Print out every record exactly as it appears.

--------------------------------

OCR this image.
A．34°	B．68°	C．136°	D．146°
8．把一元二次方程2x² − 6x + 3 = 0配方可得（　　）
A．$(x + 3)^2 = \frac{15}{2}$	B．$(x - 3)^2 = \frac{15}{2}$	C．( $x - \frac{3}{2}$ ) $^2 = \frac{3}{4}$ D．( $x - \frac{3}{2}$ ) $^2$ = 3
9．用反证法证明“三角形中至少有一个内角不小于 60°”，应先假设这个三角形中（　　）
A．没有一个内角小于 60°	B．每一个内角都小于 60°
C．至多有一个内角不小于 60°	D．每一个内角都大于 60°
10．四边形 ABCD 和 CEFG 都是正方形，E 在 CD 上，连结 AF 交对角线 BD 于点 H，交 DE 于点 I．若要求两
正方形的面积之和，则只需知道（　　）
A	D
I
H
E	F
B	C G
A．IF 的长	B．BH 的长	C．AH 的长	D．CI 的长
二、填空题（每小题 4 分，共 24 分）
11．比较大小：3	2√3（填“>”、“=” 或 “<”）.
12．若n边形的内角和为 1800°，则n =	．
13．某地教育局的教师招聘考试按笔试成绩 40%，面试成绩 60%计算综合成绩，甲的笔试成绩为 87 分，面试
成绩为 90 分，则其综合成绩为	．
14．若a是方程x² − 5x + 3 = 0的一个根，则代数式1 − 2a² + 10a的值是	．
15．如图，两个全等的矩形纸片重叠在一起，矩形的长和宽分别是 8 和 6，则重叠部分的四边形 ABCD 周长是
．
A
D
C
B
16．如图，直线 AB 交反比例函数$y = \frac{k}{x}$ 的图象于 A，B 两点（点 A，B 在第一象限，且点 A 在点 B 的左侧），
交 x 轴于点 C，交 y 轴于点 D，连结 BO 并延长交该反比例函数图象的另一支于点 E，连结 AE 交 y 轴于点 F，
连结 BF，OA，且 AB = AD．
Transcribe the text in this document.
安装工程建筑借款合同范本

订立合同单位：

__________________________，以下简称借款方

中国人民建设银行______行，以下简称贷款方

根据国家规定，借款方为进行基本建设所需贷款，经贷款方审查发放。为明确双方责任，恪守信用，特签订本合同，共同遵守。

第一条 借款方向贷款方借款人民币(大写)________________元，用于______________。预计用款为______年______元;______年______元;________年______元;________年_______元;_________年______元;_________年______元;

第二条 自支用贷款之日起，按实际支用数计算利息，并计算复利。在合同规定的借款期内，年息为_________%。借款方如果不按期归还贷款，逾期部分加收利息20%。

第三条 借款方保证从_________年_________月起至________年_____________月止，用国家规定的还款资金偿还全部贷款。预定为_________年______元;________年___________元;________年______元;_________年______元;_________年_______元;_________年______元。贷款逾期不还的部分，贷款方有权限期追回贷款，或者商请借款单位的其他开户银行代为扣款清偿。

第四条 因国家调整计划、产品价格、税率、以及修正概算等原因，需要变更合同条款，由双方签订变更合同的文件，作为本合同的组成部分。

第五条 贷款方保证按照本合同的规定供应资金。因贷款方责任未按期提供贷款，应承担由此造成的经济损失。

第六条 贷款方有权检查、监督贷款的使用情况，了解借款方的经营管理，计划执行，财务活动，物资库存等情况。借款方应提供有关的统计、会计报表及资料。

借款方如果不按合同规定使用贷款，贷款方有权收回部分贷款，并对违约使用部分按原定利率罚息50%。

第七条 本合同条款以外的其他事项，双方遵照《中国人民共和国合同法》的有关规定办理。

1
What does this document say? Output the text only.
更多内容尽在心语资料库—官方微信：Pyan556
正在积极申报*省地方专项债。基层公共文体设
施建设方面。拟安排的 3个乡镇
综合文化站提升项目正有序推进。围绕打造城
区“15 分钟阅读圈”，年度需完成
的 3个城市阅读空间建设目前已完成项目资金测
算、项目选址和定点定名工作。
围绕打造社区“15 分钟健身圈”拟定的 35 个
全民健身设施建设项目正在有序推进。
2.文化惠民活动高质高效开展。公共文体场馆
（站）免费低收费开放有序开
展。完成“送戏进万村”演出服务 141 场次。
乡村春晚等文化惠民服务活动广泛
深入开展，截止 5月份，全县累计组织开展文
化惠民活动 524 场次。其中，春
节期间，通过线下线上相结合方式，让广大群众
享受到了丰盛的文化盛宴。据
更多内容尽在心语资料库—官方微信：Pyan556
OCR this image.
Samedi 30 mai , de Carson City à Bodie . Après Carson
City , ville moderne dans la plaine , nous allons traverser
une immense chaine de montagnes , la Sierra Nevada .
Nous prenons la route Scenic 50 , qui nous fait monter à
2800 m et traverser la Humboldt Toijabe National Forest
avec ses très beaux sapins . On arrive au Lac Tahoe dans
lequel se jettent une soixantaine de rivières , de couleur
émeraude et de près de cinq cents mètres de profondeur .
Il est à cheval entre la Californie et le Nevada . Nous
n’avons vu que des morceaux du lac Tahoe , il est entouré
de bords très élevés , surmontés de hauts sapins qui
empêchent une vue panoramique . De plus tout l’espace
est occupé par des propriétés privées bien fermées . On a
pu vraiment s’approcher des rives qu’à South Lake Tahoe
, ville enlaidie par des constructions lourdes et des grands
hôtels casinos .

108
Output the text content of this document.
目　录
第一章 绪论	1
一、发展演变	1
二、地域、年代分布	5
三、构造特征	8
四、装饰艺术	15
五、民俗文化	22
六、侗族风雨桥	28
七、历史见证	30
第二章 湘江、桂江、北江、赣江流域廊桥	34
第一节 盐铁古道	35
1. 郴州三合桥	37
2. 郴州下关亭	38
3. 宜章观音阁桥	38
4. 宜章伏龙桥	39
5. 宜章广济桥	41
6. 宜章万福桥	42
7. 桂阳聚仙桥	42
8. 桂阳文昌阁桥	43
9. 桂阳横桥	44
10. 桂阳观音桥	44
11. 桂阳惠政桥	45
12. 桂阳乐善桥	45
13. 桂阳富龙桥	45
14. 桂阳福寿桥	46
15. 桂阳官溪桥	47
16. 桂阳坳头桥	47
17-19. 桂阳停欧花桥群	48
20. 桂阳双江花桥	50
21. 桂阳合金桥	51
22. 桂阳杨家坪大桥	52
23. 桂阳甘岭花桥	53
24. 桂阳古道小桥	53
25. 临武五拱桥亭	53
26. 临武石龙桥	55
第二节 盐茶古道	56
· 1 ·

--------------------------------

→ **FULL OUTPUT**
OCR this image.
A．34°	B．68°	C．136°	D．146°
8．把一元二次方程2x² − 6x + 3 = 0配方可得（　　）
A．$(x + 3)^2 = \frac{15}{2}$	B．$(x - 3)^2 = \frac{15}{2}$	C．( $x - \frac{3}{2}$ ) $^2 = \frac{3}{4}$ D．( $x - \frac{3}{2}$ ) $^2$ = 3
9．用反证法证明“三角形中至少有一个内角不小于 60°”，应先假设这个三角形中（　　）
A．没有一个内角小于 60°	B．每一个内角都小于 60°
C．至多有一个内角不小于 60°	D．每一个内角都大于 60°
10．四边形 ABCD 和 CEFG 都是正方形，E 在 CD 上，连结 AF 交对角线 BD 于点 H，交 DE 于点 I．若要求两
正方形的面积之和，则只需知道（　　）
A	D
I
H
E	F
B	C G
A．IF 的长	B．BH 的长	C．AH 的长	D．CI 的长
二、填空题（每小题 4 分，共 24 分）
11．比较大小：3	2√3（填“>”、“=” 或 “<”）.
12．若n边形的内角和为 1800°，则n =	．
13．某地教育局的教师招聘考试按笔试成绩 40%，面试成绩 60%计算综合成绩，甲的笔试成绩为 87 分，面试
成绩为 90 分，则其综合成绩为	．
14．若a是方程x² − 5x + 3 = 0的一个根，则代数式1 − 2a² + 10a的值是	．
15．如图，两个全等的矩形纸片重叠在一起，矩形的长和宽分别是 8 和 6，则重叠部分的四边形 ABCD 周长是
．
A
D
C
B
16．如图，直线 AB 交反比例函数$y = \frac{k}{x}$ 的图象于 A，B 两点（点 A，B 在第一象限，且点 A 在点 B 的左侧），
交 x 轴于点 C，交 y 轴于点 D，连结 BO 并延长交该反比例函数图象的另一支于点 E，连结 AE 交 y 轴于点 F，
连结 BF，OA，且 AB = AD．
Transcribe the text in this document.
安装工程建筑借款合同范本

订立合同单位：

__________________________，以下简称借款方

中国人民建设银行______行，以下简称贷款方

根据国家规定，借款方为进行基本建设所需贷款，经贷款方审查发放。为明确双方责任，恪守信用，特签订本合同，共同遵守。

第一条 借款方向贷款方借款人民币(大写)________________元，用于______________。预计用款为______年______元;______年______元;________年______元;________年_______元;_________年______元;_________年______元;

第二条 自支用贷款之日起，按实际支用数计算利息，并计算复利。在合同规定的借款期内，年息为_________%。借款方如果不按期归还贷款，逾期部分加收利息20%。

第三条 借款方保证从_________年_________月起至________年_____________月止，用国家规定的还款资金偿还全部贷款。预定为_________年______元;________年___________元;________年______元;_________年______元;_________年_______元;_________年______元。贷款逾期不还的部分，贷款方有权限期追回贷款，或者商请借款单位的其他开户银行代为扣款清偿。

第四条 因国家调整计划、产品价格、税率、以及修正概算等原因，需要变更合同条款，由双方签订变更合同的文件，作为本合同的组成部分。

第五条 贷款方保证按照本合同的规定供应资金。因贷款方责任未按期提供贷款，应承担由此造成的经济损失。

第六条 贷款方有权检查、监督贷款的使用情况，了解借款方的经营管理，计划执行，财务活动，物资库存等情况。借款方应提供有关的统计、会计报表及资料。

借款方如果不按合同规定使用贷款，贷款方有权收回部分贷款，并对违约使用部分按原定利率罚息50%。

第七条 本合同条款以外的其他事项，双方遵照《中国人民共和国合同法》的有关规定办理。

1
What does this document say? Output the text only.
更多内容尽在心语资料库—官方微信：Pyan556
正在积极申报*省地方专项债。基层公共文体设
施建设方面。拟安排的 3个乡镇
综合文化站提升项目正有序推进。围绕打造城
区“15 分钟阅读圈”，年度需完成
的 3个城市阅读空间建设目前已完成项目资金测
算、项目选址和定点定名工作。
围绕打造社区“15 分钟健身圈”拟定的 35 个
全民健身设施建设项目正在有序推进。
2.文化惠民活动高质高效开展。公共文体场馆
（站）免费低收费开放有序开
展。完成“送戏进万村”演出服务 141 场次。
乡村春晚等文化惠民服务活动广泛
深入开展，截止 5月份，全县累计组织开展文
化惠民活动 524 场次。其中，春
节期间，通过线下线上相结合方式，让广大群众
享受到了丰盛的文化盛宴。据
更多内容尽在心语资料库—官方微信：Pyan556
OCR this image.
Samedi 30 mai , de Carson City à Bodie . Après Carson
City , ville moderne dans la plaine , nous allons traverser
une immense chaine de montagnes , la Sierra Nevada .
Nous prenons la route Scenic 50 , qui nous fait monter à
2800 m et traverser la Humboldt Toijabe National Forest
avec ses très beaux sapins . On arrive au Lac Tahoe dans
lequel se jettent une soixantaine de rivières , de couleur
émeraude et de près de cinq cents mètres de profondeur .
Il est à cheval entre la Californie et le Nevada . Nous
n’avons vu que des morceaux du lac Tahoe , il est entouré
de bords très élevés , surmontés de hauts sapins qui
empêchent une vue panoramique . De plus tout l’espace
est occupé par des propriétés privées bien fermées . On a
pu vraiment s’approcher des rives qu’à South Lake Tahoe
, ville enlaidie par des constructions lourdes et des grands
hôtels casinos .

108
Output the text content of this document.
目　录
第一章 绪论	1
一、发展演变	1
二、地域、年代分布	5
三、构造特征	8
四、装饰艺术	15
五、民俗文化	22
六、侗族风雨桥	28
七、历史见证	30
第二章 湘江、桂江、北江、赣江流域廊桥	34
第一节 盐铁古道	35
1. 郴州三合桥	37
2. 郴州下关亭	38
3. 宜章观音阁桥	38
4. 宜章伏龙桥	39
5. 宜章广济桥	41
6. 宜章万福桥	42
7. 桂阳聚仙桥	42
8. 桂阳文昌阁桥	43
9. 桂阳横桥	44
10. 桂阳观音桥	44
11. 桂阳惠政桥	45
12. 桂阳乐善桥	45
13. 桂阳富龙桥	45
14. 桂阳福寿桥	46
15. 桂阳官溪桥	47
16. 桂阳坳头桥	47
17-19. 桂阳停欧花桥群	48
20. 桂阳双江花桥	50
21. 桂阳合金桥	51
22. 桂阳杨家坪大桥	52
23. 桂阳甘岭花桥	53
24. 桂阳古道小桥	53
25. 临武五拱桥亭	53
26. 临武石龙桥	55
第二节 盐茶古道	56
· 1 ·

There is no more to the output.